KUTIPAN TEKS:
━━━━━━━━━━━━━━━━
Di usia 61 tahun, Sulawesi Tenggara membutuhkan pemerintahan yang tidak hanya mampu membuat regulasi, tetapi juga piawai dalam mempercepat implementasi kebijakan di lapangan. Tantangan pembangunan tidak lagi sebatas pada perencanaan, melainkan bagaimana eksekusi dilakukan cepat, tepat, dan transparan.

Pemerintah daerah mesti menempatkan pembangunan berbasis potensi lokal sebagai poros kebijakan. Setiap kabupaten/kota memiliki keunikan sumber daya masing-masing yang harus dikembangkan, bukan dipukul rata. Konawe dengan pertanian, Kolaka dengan pertambangan, Wakatobi dengan pariwisata, semuanya membutuhkan pendekatan berbeda.

Selain itu, kolaborasi antara pemerintah provinsi dan pemerintah pusat harus lebih erat. Dana transfer daerah yang besar harus dioptimalkan untuk program-program prioritas seperti infrastruktur dasar, pendidikan, kesehatan, dan pemberdayaan ekonomi rakyat, bukan habis untuk belanja pegawai.
━━━━━━━━━━━━━━━━
PERMINTAAN: Dalam teks tentang pembangunan Sulawesi Tenggara, sektor apa yang disebut untuk Wakatobi? Materi ini berasal dari sumber lain.

KUTIPAN SUMBER:
━━━━━━━━━━━━━━━━
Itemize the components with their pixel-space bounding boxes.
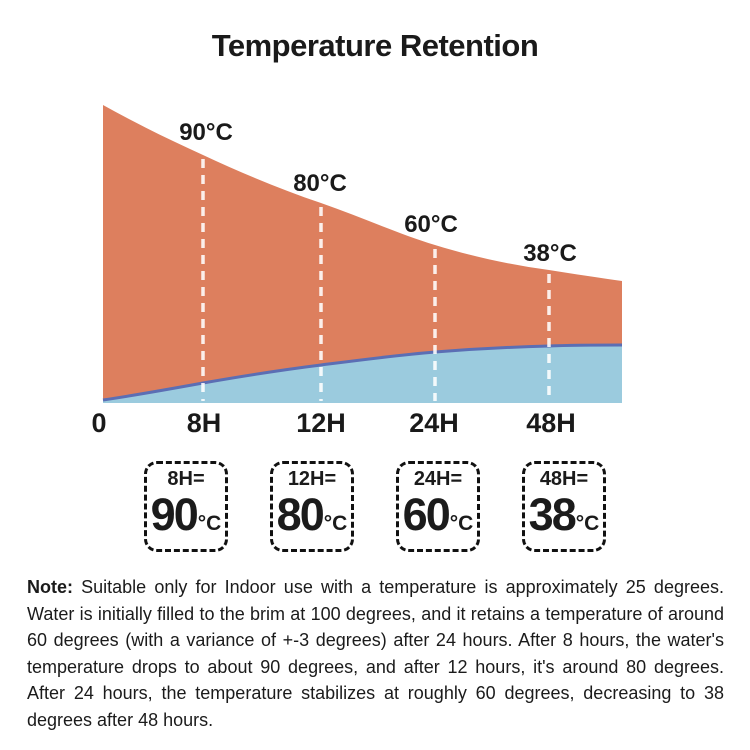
━━━━━━━━━━━━━━━━
PENYELESAIAN LATIHAN: Pariwisata.